● Task to carry out:
Omit the pictures, please, and give each record below again exactly.

(Data tied to figure images)
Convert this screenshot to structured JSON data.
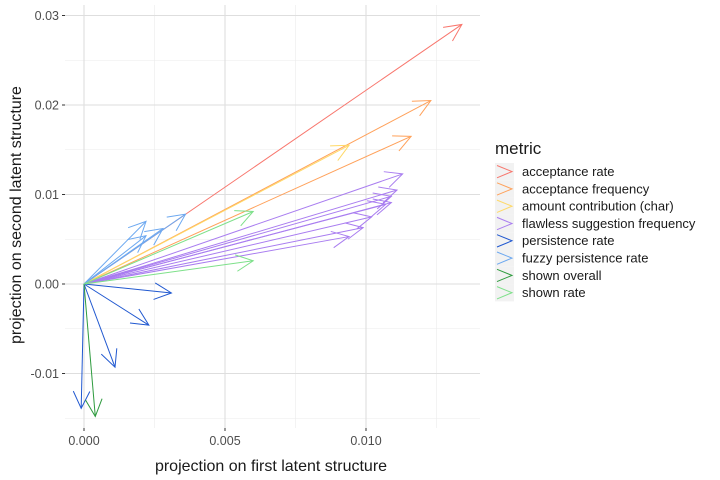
{
  "chart_data": {
    "type": "vector",
    "title": "",
    "xlabel": "projection on first latent structure",
    "ylabel": "projection on second latent structure",
    "xlim": [
      -0.00055,
      0.01395
    ],
    "ylim": [
      -0.0161,
      0.0312
    ],
    "x_ticks": [
      0.0,
      0.005,
      0.01
    ],
    "x_tick_labels": [
      "0.000",
      "0.005",
      "0.010"
    ],
    "y_ticks": [
      -0.01,
      0.0,
      0.01,
      0.02,
      0.03
    ],
    "y_tick_labels": [
      "-0.01",
      "0.00",
      "0.01",
      "0.02",
      "0.03"
    ],
    "grid": true,
    "legend_title": "metric",
    "legend_position": "right",
    "origin": [
      0,
      0
    ],
    "series": [
      {
        "name": "acceptance rate",
        "color": "#F8766D",
        "arrows": [
          [
            0.0134,
            0.029
          ]
        ]
      },
      {
        "name": "acceptance frequency",
        "color": "#FFA15A",
        "arrows": [
          [
            0.0123,
            0.0205
          ],
          [
            0.0116,
            0.0165
          ]
        ]
      },
      {
        "name": "amount contribution (char)",
        "color": "#FFD966",
        "arrows": [
          [
            0.0094,
            0.0155
          ]
        ]
      },
      {
        "name": "flawless suggestion frequency",
        "color": "#A97DF0",
        "arrows": [
          [
            0.0113,
            0.0123
          ],
          [
            0.0111,
            0.0105
          ],
          [
            0.0109,
            0.0098
          ],
          [
            0.0109,
            0.0091
          ],
          [
            0.0107,
            0.0089
          ],
          [
            0.0102,
            0.0075
          ],
          [
            0.0099,
            0.0063
          ],
          [
            0.0094,
            0.0053
          ]
        ]
      },
      {
        "name": "persistence rate",
        "color": "#2058D0",
        "arrows": [
          [
            0.0031,
            -0.001
          ],
          [
            0.0023,
            -0.0046
          ],
          [
            0.0011,
            -0.0093
          ],
          [
            -0.0001,
            -0.0139
          ]
        ]
      },
      {
        "name": "fuzzy persistence rate",
        "color": "#6CA8F0",
        "arrows": [
          [
            0.0022,
            0.007
          ],
          [
            0.0028,
            0.0062
          ],
          [
            0.0036,
            0.0078
          ],
          [
            0.0022,
            0.0054
          ]
        ]
      },
      {
        "name": "shown overall",
        "color": "#2E9B3E",
        "arrows": [
          [
            0.0004,
            -0.0148
          ]
        ]
      },
      {
        "name": "shown rate",
        "color": "#7EE08A",
        "arrows": [
          [
            0.006,
            0.0081
          ],
          [
            0.006,
            0.0026
          ]
        ]
      }
    ]
  },
  "legend": {
    "title": "metric",
    "items": [
      {
        "label": "acceptance rate",
        "color": "#F8766D"
      },
      {
        "label": "acceptance frequency",
        "color": "#FFA15A"
      },
      {
        "label": "amount contribution (char)",
        "color": "#FFD966"
      },
      {
        "label": "flawless suggestion frequency",
        "color": "#A97DF0"
      },
      {
        "label": "persistence rate",
        "color": "#2058D0"
      },
      {
        "label": "fuzzy persistence rate",
        "color": "#6CA8F0"
      },
      {
        "label": "shown overall",
        "color": "#2E9B3E"
      },
      {
        "label": "shown rate",
        "color": "#7EE08A"
      }
    ]
  }
}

● Finished answer:
Convert this screenshot to structured JSON data.
{
  "chart_data": {
    "type": "vector",
    "title": "",
    "xlabel": "projection on first latent structure",
    "ylabel": "projection on second latent structure",
    "xlim": [
      -0.00055,
      0.01395
    ],
    "ylim": [
      -0.0161,
      0.0312
    ],
    "x_ticks": [
      0.0,
      0.005,
      0.01
    ],
    "x_tick_labels": [
      "0.000",
      "0.005",
      "0.010"
    ],
    "y_ticks": [
      -0.01,
      0.0,
      0.01,
      0.02,
      0.03
    ],
    "y_tick_labels": [
      "-0.01",
      "0.00",
      "0.01",
      "0.02",
      "0.03"
    ],
    "grid": true,
    "legend_title": "metric",
    "legend_position": "right",
    "origin": [
      0,
      0
    ],
    "series": [
      {
        "name": "acceptance rate",
        "color": "#F8766D",
        "arrows": [
          [
            0.0134,
            0.029
          ]
        ]
      },
      {
        "name": "acceptance frequency",
        "color": "#FFA15A",
        "arrows": [
          [
            0.0123,
            0.0205
          ],
          [
            0.0116,
            0.0165
          ]
        ]
      },
      {
        "name": "amount contribution (char)",
        "color": "#FFD966",
        "arrows": [
          [
            0.0094,
            0.0155
          ]
        ]
      },
      {
        "name": "flawless suggestion frequency",
        "color": "#A97DF0",
        "arrows": [
          [
            0.0113,
            0.0123
          ],
          [
            0.0111,
            0.0105
          ],
          [
            0.0109,
            0.0098
          ],
          [
            0.0109,
            0.0091
          ],
          [
            0.0107,
            0.0089
          ],
          [
            0.0102,
            0.0075
          ],
          [
            0.0099,
            0.0063
          ],
          [
            0.0094,
            0.0053
          ]
        ]
      },
      {
        "name": "persistence rate",
        "color": "#2058D0",
        "arrows": [
          [
            0.0031,
            -0.001
          ],
          [
            0.0023,
            -0.0046
          ],
          [
            0.0011,
            -0.0093
          ],
          [
            -0.0001,
            -0.0139
          ]
        ]
      },
      {
        "name": "fuzzy persistence rate",
        "color": "#6CA8F0",
        "arrows": [
          [
            0.0022,
            0.007
          ],
          [
            0.0028,
            0.0062
          ],
          [
            0.0036,
            0.0078
          ],
          [
            0.0022,
            0.0054
          ]
        ]
      },
      {
        "name": "shown overall",
        "color": "#2E9B3E",
        "arrows": [
          [
            0.0004,
            -0.0148
          ]
        ]
      },
      {
        "name": "shown rate",
        "color": "#7EE08A",
        "arrows": [
          [
            0.006,
            0.0081
          ],
          [
            0.006,
            0.0026
          ]
        ]
      }
    ]
  },
  "legend": {
    "title": "metric",
    "items": [
      {
        "label": "acceptance rate",
        "color": "#F8766D"
      },
      {
        "label": "acceptance frequency",
        "color": "#FFA15A"
      },
      {
        "label": "amount contribution (char)",
        "color": "#FFD966"
      },
      {
        "label": "flawless suggestion frequency",
        "color": "#A97DF0"
      },
      {
        "label": "persistence rate",
        "color": "#2058D0"
      },
      {
        "label": "fuzzy persistence rate",
        "color": "#6CA8F0"
      },
      {
        "label": "shown overall",
        "color": "#2E9B3E"
      },
      {
        "label": "shown rate",
        "color": "#7EE08A"
      }
    ]
  }
}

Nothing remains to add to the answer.